Go through the data below and copy it exactly, skipping every picture.

[start of SOURCE MATERIAL]

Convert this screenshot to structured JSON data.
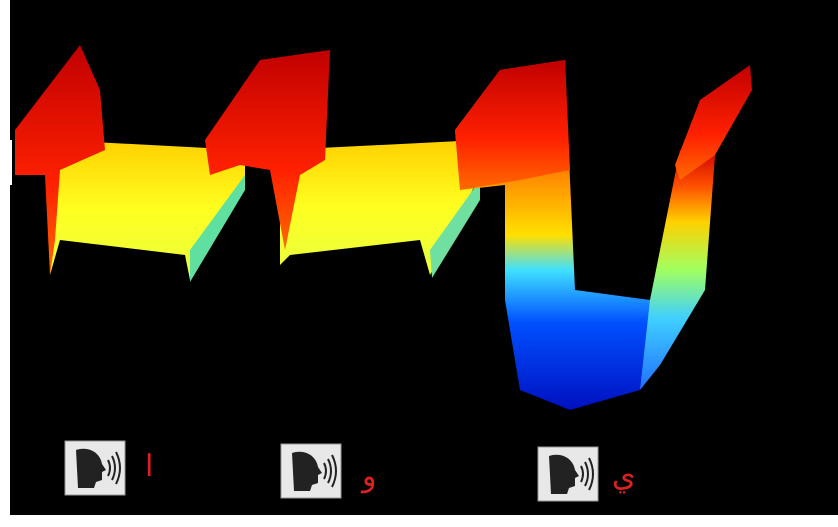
{
  "buttons": [
    {
      "label": "ا"
    },
    {
      "label": "و"
    },
    {
      "label": "ي"
    }
  ]
}
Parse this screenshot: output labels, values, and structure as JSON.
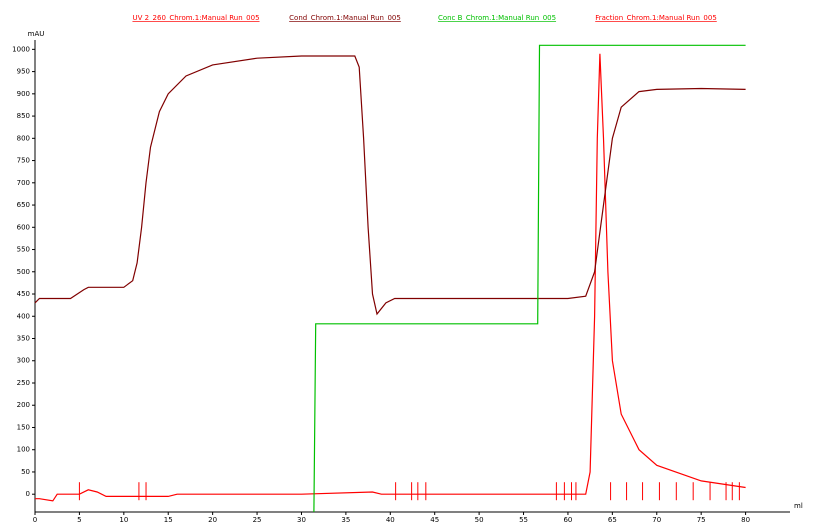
{
  "chart_data": {
    "type": "line",
    "y_label": "mAU",
    "x_label": "ml",
    "xlim": [
      0,
      85
    ],
    "ylim": [
      -40,
      1030
    ],
    "xticks": [
      0,
      5,
      10,
      15,
      20,
      25,
      30,
      35,
      40,
      45,
      50,
      55,
      60,
      65,
      70,
      75,
      80
    ],
    "yticks": [
      0,
      50,
      100,
      150,
      200,
      250,
      300,
      350,
      400,
      450,
      500,
      550,
      600,
      650,
      700,
      750,
      800,
      850,
      900,
      950,
      1000
    ],
    "series": [
      {
        "name": "UV 2_260_Chrom.1:Manual Run_005",
        "color": "#ff0000",
        "x": [
          0,
          0.5,
          2,
          2.5,
          5,
          6,
          7,
          8,
          15,
          16,
          30,
          38,
          39,
          62,
          62.5,
          63,
          63.3,
          63.6,
          64,
          64.5,
          65,
          66,
          68,
          70,
          75,
          80
        ],
        "values": [
          -10,
          -10,
          -15,
          0,
          0,
          10,
          5,
          -5,
          -5,
          0,
          0,
          5,
          0,
          0,
          50,
          400,
          800,
          990,
          800,
          500,
          300,
          180,
          100,
          65,
          30,
          15
        ]
      },
      {
        "name": "Cond_Chrom.1:Manual Run_005",
        "color": "#800000",
        "x": [
          0,
          0.5,
          4,
          5.5,
          6,
          10,
          11,
          11.5,
          12,
          12.5,
          13,
          14,
          15,
          17,
          20,
          25,
          30,
          36,
          36.5,
          37,
          37.5,
          38,
          38.5,
          39.5,
          40.5,
          50,
          60,
          62,
          63,
          64,
          65,
          66,
          68,
          70,
          75,
          80
        ],
        "values": [
          430,
          440,
          440,
          460,
          465,
          465,
          480,
          520,
          600,
          700,
          780,
          860,
          900,
          940,
          965,
          980,
          985,
          985,
          960,
          800,
          600,
          450,
          405,
          430,
          440,
          440,
          440,
          445,
          500,
          650,
          800,
          870,
          905,
          910,
          912,
          910
        ]
      },
      {
        "name": "Conc B_Chrom.1:Manual Run_005",
        "color": "#00c000",
        "x": [
          31.4,
          31.6,
          56.6,
          56.8,
          80
        ],
        "values": [
          -40,
          383,
          383,
          1009,
          1009
        ]
      },
      {
        "name": "Fraction_Chrom.1:Manual Run_005",
        "color": "#ff0000",
        "x": [
          5,
          11.7,
          12.5,
          40.6,
          42.4,
          43.1,
          44,
          58.7,
          59.6,
          60.4,
          60.9,
          64.8,
          66.6,
          68.4,
          70.3,
          72.2,
          74.1,
          76,
          77.8,
          78.5,
          79.3
        ]
      }
    ]
  }
}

[end of SOURCE MATERIAL]

> **THE COMPLETED TASK**:
Convert this screenshot to structured JSON data.
{
  "buttons": [
    {
      "label": "ا"
    },
    {
      "label": "و"
    },
    {
      "label": "ي"
    }
  ]
}
Parse this screenshot: output labels, values, and structure as JSON.
{
  "chart_data": {
    "type": "line",
    "y_label": "mAU",
    "x_label": "ml",
    "xlim": [
      0,
      85
    ],
    "ylim": [
      -40,
      1030
    ],
    "xticks": [
      0,
      5,
      10,
      15,
      20,
      25,
      30,
      35,
      40,
      45,
      50,
      55,
      60,
      65,
      70,
      75,
      80
    ],
    "yticks": [
      0,
      50,
      100,
      150,
      200,
      250,
      300,
      350,
      400,
      450,
      500,
      550,
      600,
      650,
      700,
      750,
      800,
      850,
      900,
      950,
      1000
    ],
    "series": [
      {
        "name": "UV 2_260_Chrom.1:Manual Run_005",
        "color": "#ff0000",
        "x": [
          0,
          0.5,
          2,
          2.5,
          5,
          6,
          7,
          8,
          15,
          16,
          30,
          38,
          39,
          62,
          62.5,
          63,
          63.3,
          63.6,
          64,
          64.5,
          65,
          66,
          68,
          70,
          75,
          80
        ],
        "values": [
          -10,
          -10,
          -15,
          0,
          0,
          10,
          5,
          -5,
          -5,
          0,
          0,
          5,
          0,
          0,
          50,
          400,
          800,
          990,
          800,
          500,
          300,
          180,
          100,
          65,
          30,
          15
        ]
      },
      {
        "name": "Cond_Chrom.1:Manual Run_005",
        "color": "#800000",
        "x": [
          0,
          0.5,
          4,
          5.5,
          6,
          10,
          11,
          11.5,
          12,
          12.5,
          13,
          14,
          15,
          17,
          20,
          25,
          30,
          36,
          36.5,
          37,
          37.5,
          38,
          38.5,
          39.5,
          40.5,
          50,
          60,
          62,
          63,
          64,
          65,
          66,
          68,
          70,
          75,
          80
        ],
        "values": [
          430,
          440,
          440,
          460,
          465,
          465,
          480,
          520,
          600,
          700,
          780,
          860,
          900,
          940,
          965,
          980,
          985,
          985,
          960,
          800,
          600,
          450,
          405,
          430,
          440,
          440,
          440,
          445,
          500,
          650,
          800,
          870,
          905,
          910,
          912,
          910
        ]
      },
      {
        "name": "Conc B_Chrom.1:Manual Run_005",
        "color": "#00c000",
        "x": [
          31.4,
          31.6,
          56.6,
          56.8,
          80
        ],
        "values": [
          -40,
          383,
          383,
          1009,
          1009
        ]
      },
      {
        "name": "Fraction_Chrom.1:Manual Run_005",
        "color": "#ff0000",
        "x": [
          5,
          11.7,
          12.5,
          40.6,
          42.4,
          43.1,
          44,
          58.7,
          59.6,
          60.4,
          60.9,
          64.8,
          66.6,
          68.4,
          70.3,
          72.2,
          74.1,
          76,
          77.8,
          78.5,
          79.3
        ]
      }
    ]
  }
}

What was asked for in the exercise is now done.